## To be done
Pull each line holding the word "registro" from the data.

## Record set

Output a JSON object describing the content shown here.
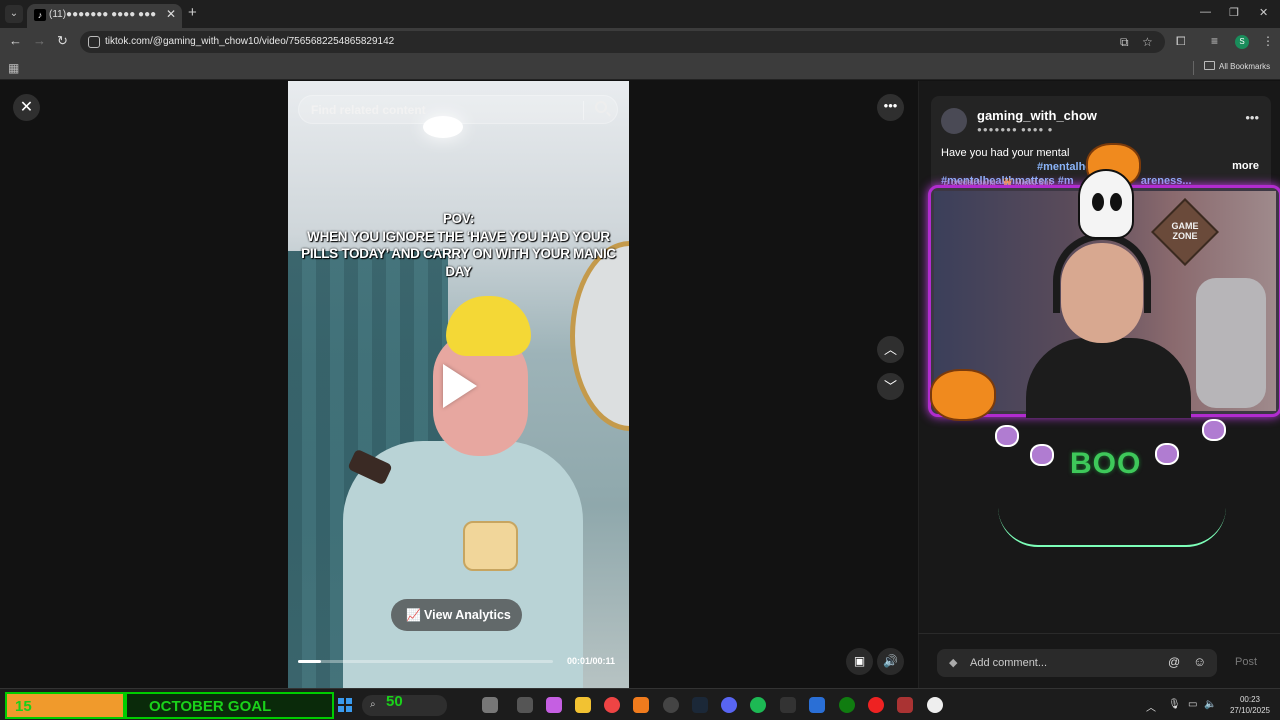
{
  "browser": {
    "tab_title": "(11)●●●●●●● ●●●● ●●●",
    "tab_favicon": "♪",
    "new_tab": "+",
    "url": "tiktok.com/@gaming_with_chow10/video/7565682254865829142",
    "bookmarks_label": "All Bookmarks",
    "profile_initial": "S"
  },
  "video": {
    "search_placeholder": "Find related content",
    "caption": "POV:\nWHEN YOU IGNORE THE ‘HAVE YOU HAD YOUR PILLS TODAY’ AND CARRY ON WITH YOUR MANIC DAY",
    "analytics_label": "View Analytics",
    "time": "00:01/00:11",
    "progress": 0.09
  },
  "post": {
    "username": "gaming_with_chow",
    "nickname": "●●●●●●● ●●●● ●",
    "description_text": "Have you had your mental",
    "hashtag1": "#mentalhealth",
    "hashtag2": "#mentalhealthmatters",
    "hashtag3": "#m",
    "hashtag4": "areness...",
    "more_label": "more",
    "music": "♫ oredalt bang - 👑 Matild Suk"
  },
  "overlay": {
    "game_zone": "GAME ZONE",
    "boo": "BOO"
  },
  "comments": {
    "placeholder": "Add comment...",
    "post_label": "Post"
  },
  "taskbar": {
    "goal_count": "15",
    "goal_label": "OCTOBER GOAL",
    "goal_number": "50",
    "time": "00:23",
    "date": "27/10/2025"
  },
  "colors": {
    "accent_hashtag": "#8ab4f8",
    "goal_green": "#1ad11a",
    "goal_orange": "#f09a2c",
    "cam_border": "#b12ccf"
  },
  "icons": [
    "close-icon",
    "search-icon",
    "more-icon",
    "chevron-up-icon",
    "chevron-down-icon",
    "volume-icon",
    "analytics-icon",
    "at-icon",
    "emoji-icon"
  ]
}
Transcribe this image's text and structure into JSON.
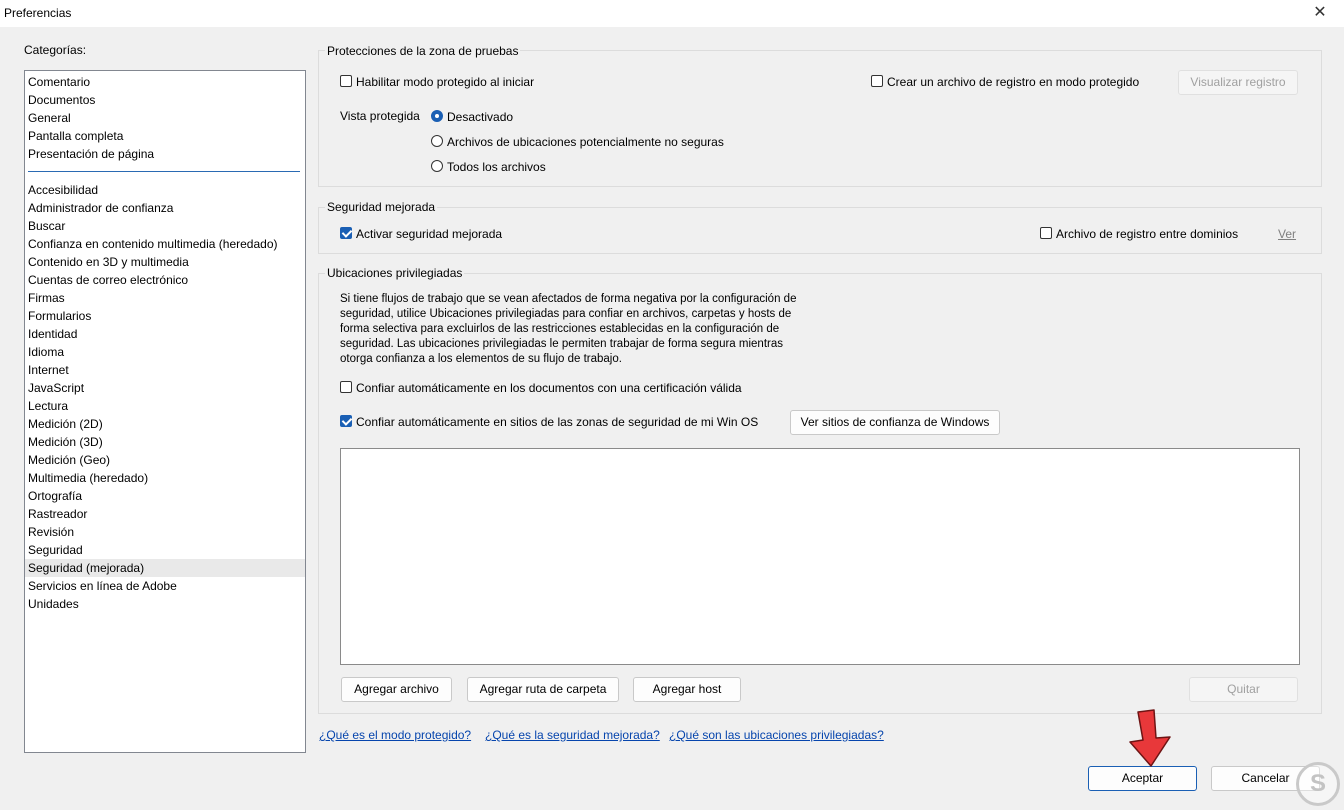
{
  "window": {
    "title": "Preferencias"
  },
  "categories": {
    "label": "Categorías:",
    "group1": [
      "Comentario",
      "Documentos",
      "General",
      "Pantalla completa",
      "Presentación de página"
    ],
    "group2": [
      "Accesibilidad",
      "Administrador de confianza",
      "Buscar",
      "Confianza en contenido multimedia (heredado)",
      "Contenido en 3D y multimedia",
      "Cuentas de correo electrónico",
      "Firmas",
      "Formularios",
      "Identidad",
      "Idioma",
      "Internet",
      "JavaScript",
      "Lectura",
      "Medición (2D)",
      "Medición (3D)",
      "Medición (Geo)",
      "Multimedia (heredado)",
      "Ortografía",
      "Rastreador",
      "Revisión",
      "Seguridad",
      "Seguridad (mejorada)",
      "Servicios en línea de Adobe",
      "Unidades"
    ],
    "selected": "Seguridad (mejorada)"
  },
  "sandbox": {
    "title": "Protecciones de la zona de pruebas",
    "protected_mode_label": "Habilitar modo protegido al iniciar",
    "protected_mode_checked": false,
    "log_file_label": "Crear un archivo de registro en modo protegido",
    "log_file_checked": false,
    "view_log_button": "Visualizar registro",
    "protected_view_label": "Vista protegida",
    "radio_off": "Desactivado",
    "radio_unsafe": "Archivos de ubicaciones potencialmente no seguras",
    "radio_all": "Todos los archivos",
    "selected_radio": "Desactivado"
  },
  "enhanced": {
    "title": "Seguridad mejorada",
    "enable_label": "Activar seguridad mejorada",
    "enable_checked": true,
    "cross_domain_label": "Archivo de registro entre dominios",
    "cross_domain_checked": false,
    "view_link": "Ver"
  },
  "privileged": {
    "title": "Ubicaciones privilegiadas",
    "description_lines": [
      "Si tiene flujos de trabajo que se vean afectados de forma negativa por la configuración de",
      "seguridad, utilice Ubicaciones privilegiadas para confiar en archivos, carpetas y hosts de",
      "forma selectiva para excluirlos de las restricciones establecidas en la configuración de",
      "seguridad. Las ubicaciones privilegiadas le permiten trabajar de forma segura mientras",
      "otorga confianza a los elementos de su flujo de trabajo."
    ],
    "certified_label": "Confiar automáticamente en los documentos con una certificación válida",
    "certified_checked": false,
    "win_zones_label": "Confiar automáticamente en sitios de las zonas de seguridad de mi Win OS",
    "win_zones_checked": true,
    "view_windows_sites_button": "Ver sitios de confianza de Windows",
    "add_file_button": "Agregar archivo",
    "add_folder_button": "Agregar ruta de carpeta",
    "add_host_button": "Agregar host",
    "remove_button": "Quitar"
  },
  "help_links": [
    "¿Qué es el modo protegido?",
    "¿Qué es la seguridad mejorada?",
    "¿Qué son las ubicaciones privilegiadas?"
  ],
  "footer": {
    "ok_button": "Aceptar",
    "cancel_button": "Cancelar"
  },
  "colors": {
    "accent": "#1a5fb4",
    "link": "#0645ad",
    "arrow": "#e8383a"
  },
  "badge": {
    "letter": "S"
  }
}
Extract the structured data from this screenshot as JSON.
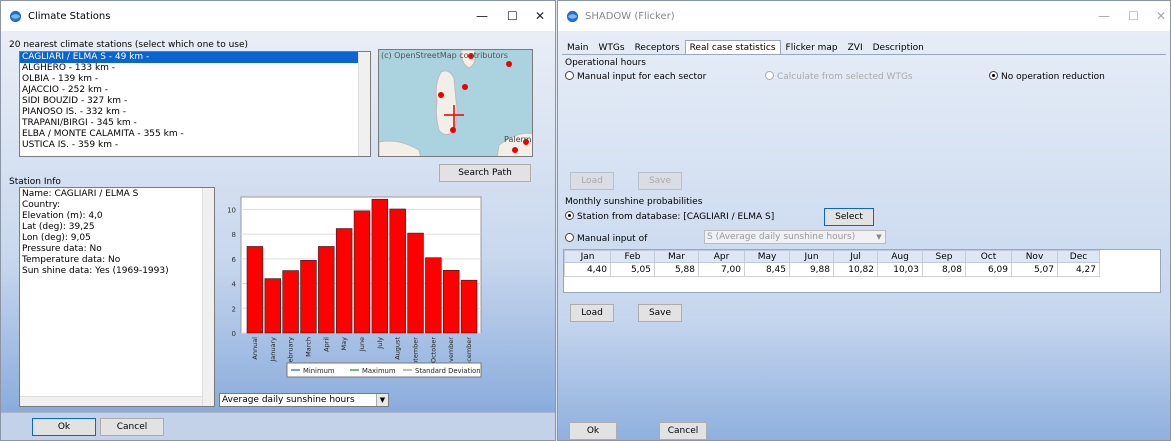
{
  "climate": {
    "title": "Climate Stations",
    "stations_header": "20 nearest climate stations (select which one to use)",
    "stations": [
      "CAGLIARI / ELMA S - 49 km -",
      "ALGHERO - 133 km -",
      "OLBIA - 139 km -",
      "AJACCIO - 252 km -",
      "SIDI BOUZID - 327 km -",
      "PIANOSO IS. - 332 km -",
      "TRAPANI/BIRGI - 345 km -",
      "ELBA / MONTE CALAMITA - 355 km -",
      "USTICA IS. - 359 km -"
    ],
    "map_attribution": "(c) OpenStreetMap contributors",
    "map_label": "Palerm",
    "search_path_label": "Search Path",
    "station_info_label": "Station Info",
    "info_lines": [
      "Name: CAGLIARI / ELMA S",
      "Country:",
      "Elevation (m): 4,0",
      "Lat (deg): 39,25",
      "Lon (deg): 9,05",
      "Pressure data: No",
      "Temperature data: No",
      "Sun shine data: Yes (1969-1993)"
    ],
    "chart_select_value": "Average daily sunshine hours",
    "ok_label": "Ok",
    "cancel_label": "Cancel"
  },
  "chart_data": {
    "type": "bar",
    "categories": [
      "Annual",
      "January",
      "February",
      "March",
      "April",
      "May",
      "June",
      "July",
      "August",
      "September",
      "October",
      "November",
      "December"
    ],
    "values": [
      7.0,
      4.4,
      5.05,
      5.88,
      7.0,
      8.45,
      9.88,
      10.82,
      10.03,
      8.08,
      6.09,
      5.07,
      4.27
    ],
    "ylim": [
      0,
      11
    ],
    "yticks": [
      "0",
      "2",
      "4",
      "6",
      "8",
      "10"
    ],
    "legend": [
      "Minimum",
      "Maximum",
      "Standard Deviation"
    ],
    "legend_colors": [
      "#1e5fc9",
      "#1a8a2a",
      "#909090"
    ],
    "bar_color": "#ff0000",
    "grid": true
  },
  "shadow": {
    "title": "SHADOW (Flicker)",
    "tabs": [
      "Main",
      "WTGs",
      "Receptors",
      "Real case statistics",
      "Flicker map",
      "ZVI",
      "Description"
    ],
    "active_tab": "Real case statistics",
    "operational_hours_label": "Operational hours",
    "op_options": [
      "Manual input for each sector",
      "Calculate from selected WTGs",
      "No operation reduction"
    ],
    "load_label": "Load",
    "save_label": "Save",
    "monthly_label": "Monthly sunshine probabilities",
    "station_option": "Station from database: [CAGLIARI / ELMA S]",
    "select_label": "Select",
    "manual_option": "Manual input of",
    "manual_combo_value": "S (Average daily sunshine hours)",
    "months": [
      "Jan",
      "Feb",
      "Mar",
      "Apr",
      "May",
      "Jun",
      "Jul",
      "Aug",
      "Sep",
      "Oct",
      "Nov",
      "Dec"
    ],
    "month_values": [
      "4,40",
      "5,05",
      "5,88",
      "7,00",
      "8,45",
      "9,88",
      "10,82",
      "10,03",
      "8,08",
      "6,09",
      "5,07",
      "4,27"
    ],
    "load2_label": "Load",
    "save2_label": "Save",
    "ok_label": "Ok",
    "cancel_label": "Cancel"
  },
  "colors": {
    "accent": "#0a64d2",
    "bar": "#ff0000"
  }
}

## Response
    "log_file_label": "Crear un archivo de registro en modo protegido",
    "view_log_button": "Visualizar registro",
    "cross_domain_label": "Archivo de registro entre dominios",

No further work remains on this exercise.